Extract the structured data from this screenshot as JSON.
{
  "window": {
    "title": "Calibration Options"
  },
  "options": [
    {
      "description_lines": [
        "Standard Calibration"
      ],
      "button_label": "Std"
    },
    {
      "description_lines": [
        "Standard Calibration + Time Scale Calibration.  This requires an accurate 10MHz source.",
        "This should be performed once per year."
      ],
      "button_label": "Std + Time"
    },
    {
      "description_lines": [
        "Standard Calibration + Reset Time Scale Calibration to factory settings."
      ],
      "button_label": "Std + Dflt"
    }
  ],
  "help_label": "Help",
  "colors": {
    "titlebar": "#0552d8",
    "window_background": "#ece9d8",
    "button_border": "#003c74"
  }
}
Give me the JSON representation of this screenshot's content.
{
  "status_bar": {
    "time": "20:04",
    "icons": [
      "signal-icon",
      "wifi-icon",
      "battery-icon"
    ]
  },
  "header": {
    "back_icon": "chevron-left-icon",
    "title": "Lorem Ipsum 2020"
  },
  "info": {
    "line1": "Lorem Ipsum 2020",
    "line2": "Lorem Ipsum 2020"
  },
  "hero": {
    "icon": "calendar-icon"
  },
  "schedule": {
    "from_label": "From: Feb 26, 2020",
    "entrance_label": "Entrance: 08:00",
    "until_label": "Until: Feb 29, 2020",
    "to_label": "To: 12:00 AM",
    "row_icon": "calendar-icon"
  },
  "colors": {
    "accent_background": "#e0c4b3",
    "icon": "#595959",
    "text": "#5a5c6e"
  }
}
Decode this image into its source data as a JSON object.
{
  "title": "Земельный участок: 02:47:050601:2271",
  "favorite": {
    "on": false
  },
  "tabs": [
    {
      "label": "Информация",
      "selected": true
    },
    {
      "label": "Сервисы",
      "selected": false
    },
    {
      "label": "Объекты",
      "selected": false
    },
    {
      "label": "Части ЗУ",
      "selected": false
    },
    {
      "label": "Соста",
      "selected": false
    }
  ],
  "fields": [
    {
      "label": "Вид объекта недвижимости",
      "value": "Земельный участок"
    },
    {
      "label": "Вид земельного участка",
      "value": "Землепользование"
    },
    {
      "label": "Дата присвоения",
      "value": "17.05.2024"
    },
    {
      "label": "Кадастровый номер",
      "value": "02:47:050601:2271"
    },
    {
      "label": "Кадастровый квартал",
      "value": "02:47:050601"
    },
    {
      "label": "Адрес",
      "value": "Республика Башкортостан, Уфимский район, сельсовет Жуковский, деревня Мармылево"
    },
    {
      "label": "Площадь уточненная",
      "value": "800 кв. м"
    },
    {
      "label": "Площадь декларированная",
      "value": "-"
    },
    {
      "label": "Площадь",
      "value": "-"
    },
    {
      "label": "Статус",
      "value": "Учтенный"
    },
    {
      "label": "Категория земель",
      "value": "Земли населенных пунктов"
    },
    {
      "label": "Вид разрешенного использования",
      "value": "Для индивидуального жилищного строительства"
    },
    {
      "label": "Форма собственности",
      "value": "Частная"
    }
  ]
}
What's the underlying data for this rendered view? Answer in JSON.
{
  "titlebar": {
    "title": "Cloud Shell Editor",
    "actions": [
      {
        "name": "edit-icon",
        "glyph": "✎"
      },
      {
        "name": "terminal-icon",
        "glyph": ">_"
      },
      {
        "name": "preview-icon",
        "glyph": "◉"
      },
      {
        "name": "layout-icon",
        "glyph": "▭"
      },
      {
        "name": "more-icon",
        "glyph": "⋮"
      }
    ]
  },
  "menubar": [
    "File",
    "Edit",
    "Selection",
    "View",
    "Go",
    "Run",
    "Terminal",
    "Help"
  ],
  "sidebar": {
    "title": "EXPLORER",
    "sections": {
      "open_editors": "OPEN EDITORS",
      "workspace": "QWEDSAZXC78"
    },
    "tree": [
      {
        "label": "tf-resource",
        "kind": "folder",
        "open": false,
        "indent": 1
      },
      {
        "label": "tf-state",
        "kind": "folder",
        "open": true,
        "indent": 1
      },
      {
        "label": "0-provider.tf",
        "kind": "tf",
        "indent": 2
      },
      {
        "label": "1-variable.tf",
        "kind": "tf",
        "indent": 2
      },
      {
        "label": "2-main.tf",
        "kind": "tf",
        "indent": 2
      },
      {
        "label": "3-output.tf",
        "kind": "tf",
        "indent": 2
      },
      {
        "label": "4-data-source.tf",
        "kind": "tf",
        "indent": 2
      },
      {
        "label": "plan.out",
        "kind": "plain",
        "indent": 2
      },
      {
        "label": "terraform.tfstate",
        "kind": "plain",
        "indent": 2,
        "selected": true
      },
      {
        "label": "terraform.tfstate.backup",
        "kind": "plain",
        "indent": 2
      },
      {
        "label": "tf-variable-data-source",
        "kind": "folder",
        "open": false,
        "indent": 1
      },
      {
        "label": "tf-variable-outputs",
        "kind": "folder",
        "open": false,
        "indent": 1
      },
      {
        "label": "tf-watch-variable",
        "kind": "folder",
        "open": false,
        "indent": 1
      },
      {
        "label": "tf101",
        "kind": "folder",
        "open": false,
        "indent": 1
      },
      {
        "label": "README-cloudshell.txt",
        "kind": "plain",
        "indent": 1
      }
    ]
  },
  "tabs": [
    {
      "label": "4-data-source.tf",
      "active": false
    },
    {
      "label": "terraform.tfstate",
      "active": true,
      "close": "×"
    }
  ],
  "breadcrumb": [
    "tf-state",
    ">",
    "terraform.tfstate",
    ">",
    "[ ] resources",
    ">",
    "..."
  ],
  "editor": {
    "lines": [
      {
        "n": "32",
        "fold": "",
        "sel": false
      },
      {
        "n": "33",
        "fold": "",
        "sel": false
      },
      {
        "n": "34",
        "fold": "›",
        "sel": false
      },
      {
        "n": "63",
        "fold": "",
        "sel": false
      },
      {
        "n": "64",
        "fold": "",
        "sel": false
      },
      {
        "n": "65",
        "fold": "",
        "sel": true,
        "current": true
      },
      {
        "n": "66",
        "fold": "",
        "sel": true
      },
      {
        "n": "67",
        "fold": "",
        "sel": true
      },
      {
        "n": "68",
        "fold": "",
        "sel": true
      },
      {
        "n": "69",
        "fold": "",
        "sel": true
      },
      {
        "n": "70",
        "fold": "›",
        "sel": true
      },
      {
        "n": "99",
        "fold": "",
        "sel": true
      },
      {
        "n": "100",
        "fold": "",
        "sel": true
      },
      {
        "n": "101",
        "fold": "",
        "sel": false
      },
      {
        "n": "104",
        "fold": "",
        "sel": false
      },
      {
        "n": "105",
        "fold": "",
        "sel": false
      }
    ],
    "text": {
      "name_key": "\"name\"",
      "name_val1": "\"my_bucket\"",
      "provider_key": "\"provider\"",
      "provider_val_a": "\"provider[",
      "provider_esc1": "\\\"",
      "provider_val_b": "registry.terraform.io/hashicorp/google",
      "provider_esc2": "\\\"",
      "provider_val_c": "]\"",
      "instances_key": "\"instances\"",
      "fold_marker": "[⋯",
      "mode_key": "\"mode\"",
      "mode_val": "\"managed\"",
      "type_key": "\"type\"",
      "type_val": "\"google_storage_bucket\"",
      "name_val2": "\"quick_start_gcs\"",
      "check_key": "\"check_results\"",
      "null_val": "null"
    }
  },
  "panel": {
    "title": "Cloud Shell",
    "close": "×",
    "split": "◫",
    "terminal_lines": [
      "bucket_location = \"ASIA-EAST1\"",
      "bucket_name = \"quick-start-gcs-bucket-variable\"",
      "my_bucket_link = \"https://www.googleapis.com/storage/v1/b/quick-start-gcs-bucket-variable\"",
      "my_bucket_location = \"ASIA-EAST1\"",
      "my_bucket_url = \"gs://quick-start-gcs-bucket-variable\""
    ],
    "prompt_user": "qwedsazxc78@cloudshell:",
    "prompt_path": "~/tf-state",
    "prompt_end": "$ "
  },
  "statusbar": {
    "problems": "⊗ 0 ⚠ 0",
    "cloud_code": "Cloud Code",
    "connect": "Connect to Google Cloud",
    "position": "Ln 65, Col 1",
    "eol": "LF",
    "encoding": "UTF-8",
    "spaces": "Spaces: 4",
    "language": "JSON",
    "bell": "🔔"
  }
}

----

◆ Given request ◆
Show each line of the data that contains the string "cloudshell".

◆ Answer to this task ◆
        "label": "README-cloudshell.txt",
    "prompt_user": "qwedsazxc78@cloudshell:",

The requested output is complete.